INPUT ROWS
————————

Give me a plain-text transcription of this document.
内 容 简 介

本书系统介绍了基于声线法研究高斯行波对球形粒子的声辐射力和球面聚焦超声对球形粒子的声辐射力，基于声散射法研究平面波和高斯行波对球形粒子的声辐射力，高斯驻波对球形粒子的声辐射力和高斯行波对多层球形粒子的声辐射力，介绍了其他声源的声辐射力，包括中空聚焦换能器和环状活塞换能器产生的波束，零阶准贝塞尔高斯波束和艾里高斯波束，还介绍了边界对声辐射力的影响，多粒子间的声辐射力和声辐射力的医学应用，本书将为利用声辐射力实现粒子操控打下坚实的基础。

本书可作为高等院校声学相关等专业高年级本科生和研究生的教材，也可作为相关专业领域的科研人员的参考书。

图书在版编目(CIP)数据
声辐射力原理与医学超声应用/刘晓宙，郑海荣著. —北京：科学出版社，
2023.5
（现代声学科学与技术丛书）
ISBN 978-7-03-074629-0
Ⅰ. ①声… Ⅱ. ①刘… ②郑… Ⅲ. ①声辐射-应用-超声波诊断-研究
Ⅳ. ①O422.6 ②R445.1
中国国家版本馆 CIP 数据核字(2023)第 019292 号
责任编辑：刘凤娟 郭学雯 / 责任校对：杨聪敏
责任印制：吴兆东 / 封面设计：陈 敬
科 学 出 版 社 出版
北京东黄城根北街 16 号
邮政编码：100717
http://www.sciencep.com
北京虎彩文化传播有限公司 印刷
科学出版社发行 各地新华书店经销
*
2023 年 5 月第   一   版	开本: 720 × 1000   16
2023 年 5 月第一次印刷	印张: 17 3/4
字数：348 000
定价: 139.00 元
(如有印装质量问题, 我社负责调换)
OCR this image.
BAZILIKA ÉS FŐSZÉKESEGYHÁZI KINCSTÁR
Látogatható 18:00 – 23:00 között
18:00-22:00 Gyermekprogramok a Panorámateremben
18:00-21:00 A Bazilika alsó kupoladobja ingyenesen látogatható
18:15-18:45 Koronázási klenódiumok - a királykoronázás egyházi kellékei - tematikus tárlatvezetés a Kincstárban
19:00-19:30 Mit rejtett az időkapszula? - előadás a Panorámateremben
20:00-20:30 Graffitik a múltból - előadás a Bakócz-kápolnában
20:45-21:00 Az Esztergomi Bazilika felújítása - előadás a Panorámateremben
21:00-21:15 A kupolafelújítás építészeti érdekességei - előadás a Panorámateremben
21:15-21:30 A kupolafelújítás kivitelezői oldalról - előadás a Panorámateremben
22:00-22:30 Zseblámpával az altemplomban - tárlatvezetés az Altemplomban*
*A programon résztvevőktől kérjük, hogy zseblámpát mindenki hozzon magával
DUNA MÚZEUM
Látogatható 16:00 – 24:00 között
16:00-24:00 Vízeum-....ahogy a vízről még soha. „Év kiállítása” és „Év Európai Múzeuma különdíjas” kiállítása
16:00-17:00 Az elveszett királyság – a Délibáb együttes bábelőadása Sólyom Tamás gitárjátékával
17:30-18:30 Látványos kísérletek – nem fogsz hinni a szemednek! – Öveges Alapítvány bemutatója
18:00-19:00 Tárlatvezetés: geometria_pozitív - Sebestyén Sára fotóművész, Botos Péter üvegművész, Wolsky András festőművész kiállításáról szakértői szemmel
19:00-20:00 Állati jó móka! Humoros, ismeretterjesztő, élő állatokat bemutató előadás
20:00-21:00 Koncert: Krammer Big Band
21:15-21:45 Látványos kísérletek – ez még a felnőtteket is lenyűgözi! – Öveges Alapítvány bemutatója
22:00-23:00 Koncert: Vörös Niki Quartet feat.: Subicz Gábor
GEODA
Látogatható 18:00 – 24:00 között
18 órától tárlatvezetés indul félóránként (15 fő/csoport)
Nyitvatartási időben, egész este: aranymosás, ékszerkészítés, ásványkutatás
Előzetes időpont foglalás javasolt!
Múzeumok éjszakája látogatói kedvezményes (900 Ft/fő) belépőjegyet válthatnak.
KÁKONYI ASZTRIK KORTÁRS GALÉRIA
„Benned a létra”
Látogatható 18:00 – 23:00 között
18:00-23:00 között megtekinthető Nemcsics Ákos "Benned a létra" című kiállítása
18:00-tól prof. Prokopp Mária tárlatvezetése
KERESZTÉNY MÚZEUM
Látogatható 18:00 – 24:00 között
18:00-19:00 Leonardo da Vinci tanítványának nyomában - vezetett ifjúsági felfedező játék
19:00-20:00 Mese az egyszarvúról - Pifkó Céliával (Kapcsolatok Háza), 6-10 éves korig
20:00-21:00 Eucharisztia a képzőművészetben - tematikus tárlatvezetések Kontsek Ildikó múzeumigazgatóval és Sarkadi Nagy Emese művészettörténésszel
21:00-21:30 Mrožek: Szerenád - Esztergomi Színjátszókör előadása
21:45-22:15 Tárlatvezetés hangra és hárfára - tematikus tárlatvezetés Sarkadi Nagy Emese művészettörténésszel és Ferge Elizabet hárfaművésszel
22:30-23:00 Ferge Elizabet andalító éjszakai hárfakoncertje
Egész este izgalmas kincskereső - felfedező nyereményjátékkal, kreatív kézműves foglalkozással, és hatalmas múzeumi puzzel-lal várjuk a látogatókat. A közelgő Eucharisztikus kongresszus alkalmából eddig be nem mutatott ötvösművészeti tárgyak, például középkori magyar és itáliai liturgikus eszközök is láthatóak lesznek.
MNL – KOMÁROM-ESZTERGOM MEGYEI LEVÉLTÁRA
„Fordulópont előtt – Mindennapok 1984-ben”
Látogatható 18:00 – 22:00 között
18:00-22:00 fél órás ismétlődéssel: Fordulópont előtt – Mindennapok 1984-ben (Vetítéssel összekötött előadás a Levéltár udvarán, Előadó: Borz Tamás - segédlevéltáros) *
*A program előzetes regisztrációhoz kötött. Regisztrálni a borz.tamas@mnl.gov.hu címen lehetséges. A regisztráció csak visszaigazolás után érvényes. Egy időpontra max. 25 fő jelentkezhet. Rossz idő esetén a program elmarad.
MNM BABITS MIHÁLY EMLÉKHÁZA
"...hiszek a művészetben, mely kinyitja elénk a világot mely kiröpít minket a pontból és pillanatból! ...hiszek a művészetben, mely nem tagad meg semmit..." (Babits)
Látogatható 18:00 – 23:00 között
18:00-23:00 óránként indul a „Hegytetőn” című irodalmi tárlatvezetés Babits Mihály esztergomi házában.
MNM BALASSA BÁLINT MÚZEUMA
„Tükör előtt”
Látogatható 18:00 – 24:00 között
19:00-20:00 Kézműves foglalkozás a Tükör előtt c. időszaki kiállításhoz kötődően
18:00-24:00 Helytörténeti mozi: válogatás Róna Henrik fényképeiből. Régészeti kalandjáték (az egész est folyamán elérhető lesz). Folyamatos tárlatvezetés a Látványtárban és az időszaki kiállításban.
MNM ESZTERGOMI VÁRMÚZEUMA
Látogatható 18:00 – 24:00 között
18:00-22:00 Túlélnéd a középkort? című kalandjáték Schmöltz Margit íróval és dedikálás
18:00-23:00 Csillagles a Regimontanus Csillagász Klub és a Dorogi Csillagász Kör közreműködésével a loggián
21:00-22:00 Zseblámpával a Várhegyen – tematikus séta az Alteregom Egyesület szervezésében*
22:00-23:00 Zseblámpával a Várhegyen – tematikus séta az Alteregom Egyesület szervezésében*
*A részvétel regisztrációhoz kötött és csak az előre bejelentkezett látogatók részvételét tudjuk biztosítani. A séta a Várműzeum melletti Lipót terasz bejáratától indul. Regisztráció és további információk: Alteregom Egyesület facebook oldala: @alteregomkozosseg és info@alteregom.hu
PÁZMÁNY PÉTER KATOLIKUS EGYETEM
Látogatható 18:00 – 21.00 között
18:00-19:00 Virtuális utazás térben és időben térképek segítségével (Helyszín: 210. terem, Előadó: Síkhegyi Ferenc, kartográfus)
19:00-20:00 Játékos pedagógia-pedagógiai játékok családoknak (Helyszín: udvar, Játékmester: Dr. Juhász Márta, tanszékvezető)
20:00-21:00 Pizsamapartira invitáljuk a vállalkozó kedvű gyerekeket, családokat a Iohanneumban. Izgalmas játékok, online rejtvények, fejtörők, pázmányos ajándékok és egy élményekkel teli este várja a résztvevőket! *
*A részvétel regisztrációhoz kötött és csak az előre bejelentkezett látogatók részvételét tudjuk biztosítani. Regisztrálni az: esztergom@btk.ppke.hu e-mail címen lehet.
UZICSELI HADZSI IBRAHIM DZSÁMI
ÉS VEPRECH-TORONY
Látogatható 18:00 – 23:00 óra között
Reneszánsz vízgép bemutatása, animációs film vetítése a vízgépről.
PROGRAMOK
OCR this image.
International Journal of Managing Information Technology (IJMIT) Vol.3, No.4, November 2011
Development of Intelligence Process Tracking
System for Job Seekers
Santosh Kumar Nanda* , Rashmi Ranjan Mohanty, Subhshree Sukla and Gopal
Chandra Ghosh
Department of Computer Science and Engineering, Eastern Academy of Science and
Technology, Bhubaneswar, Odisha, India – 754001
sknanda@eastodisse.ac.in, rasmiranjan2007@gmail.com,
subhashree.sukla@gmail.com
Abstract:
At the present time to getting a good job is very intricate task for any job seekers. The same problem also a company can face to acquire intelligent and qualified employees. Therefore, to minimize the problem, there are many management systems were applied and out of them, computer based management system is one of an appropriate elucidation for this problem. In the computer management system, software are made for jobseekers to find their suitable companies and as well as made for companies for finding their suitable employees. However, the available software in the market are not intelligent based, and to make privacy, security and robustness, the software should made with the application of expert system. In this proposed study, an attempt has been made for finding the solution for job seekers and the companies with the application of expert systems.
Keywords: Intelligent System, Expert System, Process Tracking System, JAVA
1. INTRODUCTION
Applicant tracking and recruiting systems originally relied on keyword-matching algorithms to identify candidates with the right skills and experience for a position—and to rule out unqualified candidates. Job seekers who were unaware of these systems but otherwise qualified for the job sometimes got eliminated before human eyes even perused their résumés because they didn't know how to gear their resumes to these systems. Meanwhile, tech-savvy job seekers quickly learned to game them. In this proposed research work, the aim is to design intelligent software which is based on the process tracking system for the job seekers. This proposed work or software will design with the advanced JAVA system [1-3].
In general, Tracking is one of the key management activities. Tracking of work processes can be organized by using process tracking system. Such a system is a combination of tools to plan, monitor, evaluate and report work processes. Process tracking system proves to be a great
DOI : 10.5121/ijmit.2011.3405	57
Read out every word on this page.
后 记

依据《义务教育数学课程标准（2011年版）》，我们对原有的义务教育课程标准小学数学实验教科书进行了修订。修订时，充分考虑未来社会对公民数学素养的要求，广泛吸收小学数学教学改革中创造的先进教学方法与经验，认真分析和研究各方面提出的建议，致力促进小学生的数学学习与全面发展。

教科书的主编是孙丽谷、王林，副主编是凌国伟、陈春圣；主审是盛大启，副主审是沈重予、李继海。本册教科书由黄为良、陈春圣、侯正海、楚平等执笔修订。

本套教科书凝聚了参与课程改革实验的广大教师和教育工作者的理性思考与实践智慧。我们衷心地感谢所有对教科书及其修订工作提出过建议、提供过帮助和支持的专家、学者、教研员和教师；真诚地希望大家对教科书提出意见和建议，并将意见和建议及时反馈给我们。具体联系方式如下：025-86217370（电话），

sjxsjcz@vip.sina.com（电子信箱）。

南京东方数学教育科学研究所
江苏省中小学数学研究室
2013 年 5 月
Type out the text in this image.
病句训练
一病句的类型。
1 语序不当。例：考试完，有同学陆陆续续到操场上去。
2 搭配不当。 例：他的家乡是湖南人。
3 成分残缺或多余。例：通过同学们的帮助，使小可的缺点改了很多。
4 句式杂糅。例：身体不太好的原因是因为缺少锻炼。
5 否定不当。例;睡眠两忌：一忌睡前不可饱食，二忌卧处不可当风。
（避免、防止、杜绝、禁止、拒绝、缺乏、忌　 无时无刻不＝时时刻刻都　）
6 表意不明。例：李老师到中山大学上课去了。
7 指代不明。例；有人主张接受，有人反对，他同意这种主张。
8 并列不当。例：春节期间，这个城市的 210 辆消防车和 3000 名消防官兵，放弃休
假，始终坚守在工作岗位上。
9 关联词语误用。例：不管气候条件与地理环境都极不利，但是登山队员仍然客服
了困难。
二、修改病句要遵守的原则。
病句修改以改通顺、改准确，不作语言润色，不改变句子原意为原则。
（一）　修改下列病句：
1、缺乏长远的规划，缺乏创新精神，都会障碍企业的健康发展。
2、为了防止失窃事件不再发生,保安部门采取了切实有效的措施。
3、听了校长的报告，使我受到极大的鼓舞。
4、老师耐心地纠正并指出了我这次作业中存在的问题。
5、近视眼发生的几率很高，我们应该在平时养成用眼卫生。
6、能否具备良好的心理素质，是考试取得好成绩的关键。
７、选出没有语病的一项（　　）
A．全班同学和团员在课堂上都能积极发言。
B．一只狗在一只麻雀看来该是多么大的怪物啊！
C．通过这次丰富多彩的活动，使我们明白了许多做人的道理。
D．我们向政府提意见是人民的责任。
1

————————

WHAT IS NEEDED
Return each line among the entries that holds the word "Tükör".

RESPONSE
„Tükör előtt”
19:00-20:00 Kézműves foglalkozás a Tükör előtt c. időszaki kiállításhoz kötődően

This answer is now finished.